--- BEGIN Excerpted data ---

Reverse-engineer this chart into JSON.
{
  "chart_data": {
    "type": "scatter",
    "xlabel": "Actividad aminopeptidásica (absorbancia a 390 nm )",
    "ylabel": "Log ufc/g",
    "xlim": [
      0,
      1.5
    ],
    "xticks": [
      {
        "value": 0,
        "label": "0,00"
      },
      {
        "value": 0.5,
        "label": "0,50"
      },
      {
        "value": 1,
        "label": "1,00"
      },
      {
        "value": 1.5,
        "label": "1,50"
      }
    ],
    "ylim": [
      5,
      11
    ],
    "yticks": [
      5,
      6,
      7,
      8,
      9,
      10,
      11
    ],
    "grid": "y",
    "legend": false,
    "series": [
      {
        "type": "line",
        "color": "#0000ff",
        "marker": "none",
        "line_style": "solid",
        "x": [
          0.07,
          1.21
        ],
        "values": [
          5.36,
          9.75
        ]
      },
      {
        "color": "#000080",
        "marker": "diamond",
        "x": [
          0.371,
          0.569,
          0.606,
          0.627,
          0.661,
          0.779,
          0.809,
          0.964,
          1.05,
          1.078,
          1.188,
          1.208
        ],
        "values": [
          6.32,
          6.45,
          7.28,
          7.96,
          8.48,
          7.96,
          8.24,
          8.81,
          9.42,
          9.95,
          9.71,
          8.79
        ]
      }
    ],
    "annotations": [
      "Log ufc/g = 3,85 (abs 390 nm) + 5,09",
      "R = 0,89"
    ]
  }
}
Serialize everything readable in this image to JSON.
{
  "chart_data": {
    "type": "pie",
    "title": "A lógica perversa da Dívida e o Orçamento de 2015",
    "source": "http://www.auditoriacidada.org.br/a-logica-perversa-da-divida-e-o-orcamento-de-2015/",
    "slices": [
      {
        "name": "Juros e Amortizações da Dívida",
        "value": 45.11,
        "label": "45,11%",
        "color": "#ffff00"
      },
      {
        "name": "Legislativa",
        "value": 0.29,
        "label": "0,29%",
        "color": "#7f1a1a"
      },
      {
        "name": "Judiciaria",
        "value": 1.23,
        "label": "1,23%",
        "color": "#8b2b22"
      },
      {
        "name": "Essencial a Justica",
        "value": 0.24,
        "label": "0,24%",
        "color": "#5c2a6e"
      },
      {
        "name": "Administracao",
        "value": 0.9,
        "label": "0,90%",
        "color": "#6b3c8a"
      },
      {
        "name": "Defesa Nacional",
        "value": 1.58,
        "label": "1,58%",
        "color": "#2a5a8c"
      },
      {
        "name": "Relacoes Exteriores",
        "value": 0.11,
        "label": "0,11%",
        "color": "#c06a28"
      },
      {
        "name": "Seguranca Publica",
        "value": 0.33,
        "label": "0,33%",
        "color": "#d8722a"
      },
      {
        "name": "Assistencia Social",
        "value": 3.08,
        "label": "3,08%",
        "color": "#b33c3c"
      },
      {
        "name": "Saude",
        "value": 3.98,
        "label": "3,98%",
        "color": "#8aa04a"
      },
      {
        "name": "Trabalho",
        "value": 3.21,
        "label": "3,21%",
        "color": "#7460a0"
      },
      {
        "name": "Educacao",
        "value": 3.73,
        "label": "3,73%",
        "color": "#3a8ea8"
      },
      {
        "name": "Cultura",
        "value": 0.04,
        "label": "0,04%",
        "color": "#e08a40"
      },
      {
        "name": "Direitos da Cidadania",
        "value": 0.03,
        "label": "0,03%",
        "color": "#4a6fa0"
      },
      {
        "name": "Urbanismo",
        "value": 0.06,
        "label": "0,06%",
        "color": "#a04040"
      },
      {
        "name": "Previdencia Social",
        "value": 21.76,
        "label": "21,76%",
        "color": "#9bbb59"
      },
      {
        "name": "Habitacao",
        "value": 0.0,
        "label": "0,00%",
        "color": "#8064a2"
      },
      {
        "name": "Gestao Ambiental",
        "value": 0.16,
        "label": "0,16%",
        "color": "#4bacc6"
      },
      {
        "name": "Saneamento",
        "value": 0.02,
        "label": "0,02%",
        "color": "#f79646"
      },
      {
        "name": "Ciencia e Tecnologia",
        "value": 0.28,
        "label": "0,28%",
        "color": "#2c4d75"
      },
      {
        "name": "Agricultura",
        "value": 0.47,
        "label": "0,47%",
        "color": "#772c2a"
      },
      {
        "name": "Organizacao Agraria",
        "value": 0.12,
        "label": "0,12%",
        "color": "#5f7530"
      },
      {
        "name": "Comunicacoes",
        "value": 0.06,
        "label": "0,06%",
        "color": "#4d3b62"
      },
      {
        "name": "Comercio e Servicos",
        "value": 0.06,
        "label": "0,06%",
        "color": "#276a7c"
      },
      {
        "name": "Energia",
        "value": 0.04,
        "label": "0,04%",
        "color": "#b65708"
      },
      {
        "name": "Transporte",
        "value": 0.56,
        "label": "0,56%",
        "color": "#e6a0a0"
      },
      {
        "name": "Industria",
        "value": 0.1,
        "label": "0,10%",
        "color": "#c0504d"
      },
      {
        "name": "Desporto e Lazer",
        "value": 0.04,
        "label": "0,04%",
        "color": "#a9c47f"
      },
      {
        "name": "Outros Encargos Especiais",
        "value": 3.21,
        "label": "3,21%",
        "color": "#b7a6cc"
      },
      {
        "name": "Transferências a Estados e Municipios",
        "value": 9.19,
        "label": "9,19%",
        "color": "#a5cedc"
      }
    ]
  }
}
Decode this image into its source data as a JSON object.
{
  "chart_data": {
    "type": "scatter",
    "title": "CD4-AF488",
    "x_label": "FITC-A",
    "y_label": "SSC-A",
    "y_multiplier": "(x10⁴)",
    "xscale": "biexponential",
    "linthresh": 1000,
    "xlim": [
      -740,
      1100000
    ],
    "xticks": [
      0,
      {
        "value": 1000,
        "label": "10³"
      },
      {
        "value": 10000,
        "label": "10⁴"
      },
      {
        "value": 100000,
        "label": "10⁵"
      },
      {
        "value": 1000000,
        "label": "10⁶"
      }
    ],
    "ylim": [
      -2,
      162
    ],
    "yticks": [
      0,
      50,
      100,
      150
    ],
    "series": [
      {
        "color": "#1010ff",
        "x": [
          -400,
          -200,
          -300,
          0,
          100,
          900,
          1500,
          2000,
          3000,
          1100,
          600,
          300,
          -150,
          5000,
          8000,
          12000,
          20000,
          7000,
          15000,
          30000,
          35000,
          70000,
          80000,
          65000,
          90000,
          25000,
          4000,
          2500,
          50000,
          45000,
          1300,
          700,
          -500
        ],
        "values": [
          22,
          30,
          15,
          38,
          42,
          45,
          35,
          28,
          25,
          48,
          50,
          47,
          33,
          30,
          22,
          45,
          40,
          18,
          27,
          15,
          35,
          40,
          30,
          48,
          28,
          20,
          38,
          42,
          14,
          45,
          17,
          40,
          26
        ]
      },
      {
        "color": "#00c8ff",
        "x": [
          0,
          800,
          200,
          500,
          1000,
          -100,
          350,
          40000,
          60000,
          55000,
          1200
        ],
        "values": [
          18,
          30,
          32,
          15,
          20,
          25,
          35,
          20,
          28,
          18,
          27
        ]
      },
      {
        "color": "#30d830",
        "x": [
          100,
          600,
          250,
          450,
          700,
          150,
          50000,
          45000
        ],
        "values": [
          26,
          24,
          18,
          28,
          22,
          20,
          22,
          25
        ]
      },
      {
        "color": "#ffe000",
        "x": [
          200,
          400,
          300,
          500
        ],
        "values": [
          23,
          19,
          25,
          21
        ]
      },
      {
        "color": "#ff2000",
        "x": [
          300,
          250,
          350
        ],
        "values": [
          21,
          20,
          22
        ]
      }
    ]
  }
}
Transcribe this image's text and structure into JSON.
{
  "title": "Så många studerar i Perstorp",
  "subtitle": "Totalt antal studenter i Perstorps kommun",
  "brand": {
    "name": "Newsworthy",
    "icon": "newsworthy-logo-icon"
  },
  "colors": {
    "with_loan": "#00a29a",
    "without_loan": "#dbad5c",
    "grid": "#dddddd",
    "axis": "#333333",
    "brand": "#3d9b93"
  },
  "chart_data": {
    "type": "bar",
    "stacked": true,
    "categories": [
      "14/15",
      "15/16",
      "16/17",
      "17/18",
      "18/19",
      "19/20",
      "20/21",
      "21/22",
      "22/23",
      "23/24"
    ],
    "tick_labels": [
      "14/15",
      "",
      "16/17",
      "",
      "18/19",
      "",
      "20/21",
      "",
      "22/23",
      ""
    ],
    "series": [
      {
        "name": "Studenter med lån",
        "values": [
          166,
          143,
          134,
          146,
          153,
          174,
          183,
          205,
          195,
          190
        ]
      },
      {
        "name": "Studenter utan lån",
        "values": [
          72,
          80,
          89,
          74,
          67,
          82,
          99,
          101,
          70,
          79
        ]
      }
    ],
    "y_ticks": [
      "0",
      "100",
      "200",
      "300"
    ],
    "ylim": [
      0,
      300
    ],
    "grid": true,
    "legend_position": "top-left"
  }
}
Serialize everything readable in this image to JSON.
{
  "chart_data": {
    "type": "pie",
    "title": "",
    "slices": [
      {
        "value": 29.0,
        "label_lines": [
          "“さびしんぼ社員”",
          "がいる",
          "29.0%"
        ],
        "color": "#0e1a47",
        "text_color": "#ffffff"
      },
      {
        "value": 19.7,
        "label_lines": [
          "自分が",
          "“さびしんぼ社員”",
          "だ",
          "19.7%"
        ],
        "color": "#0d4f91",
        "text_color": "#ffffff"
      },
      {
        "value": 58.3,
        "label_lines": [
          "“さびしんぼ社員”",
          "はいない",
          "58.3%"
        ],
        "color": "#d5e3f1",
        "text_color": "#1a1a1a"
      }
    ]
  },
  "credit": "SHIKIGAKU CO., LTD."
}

--- END Excerpted data ---

• Work to be completed
Using the listing, collect all lines in which the string "this" is found.

• Right answer
Reverse-engineer this chart into JSON.
Serialize everything readable in this image to JSON.
Decode this image into its source data as a JSON object.
Transcribe this image's text and structure into JSON.
Serialize everything readable in this image to JSON.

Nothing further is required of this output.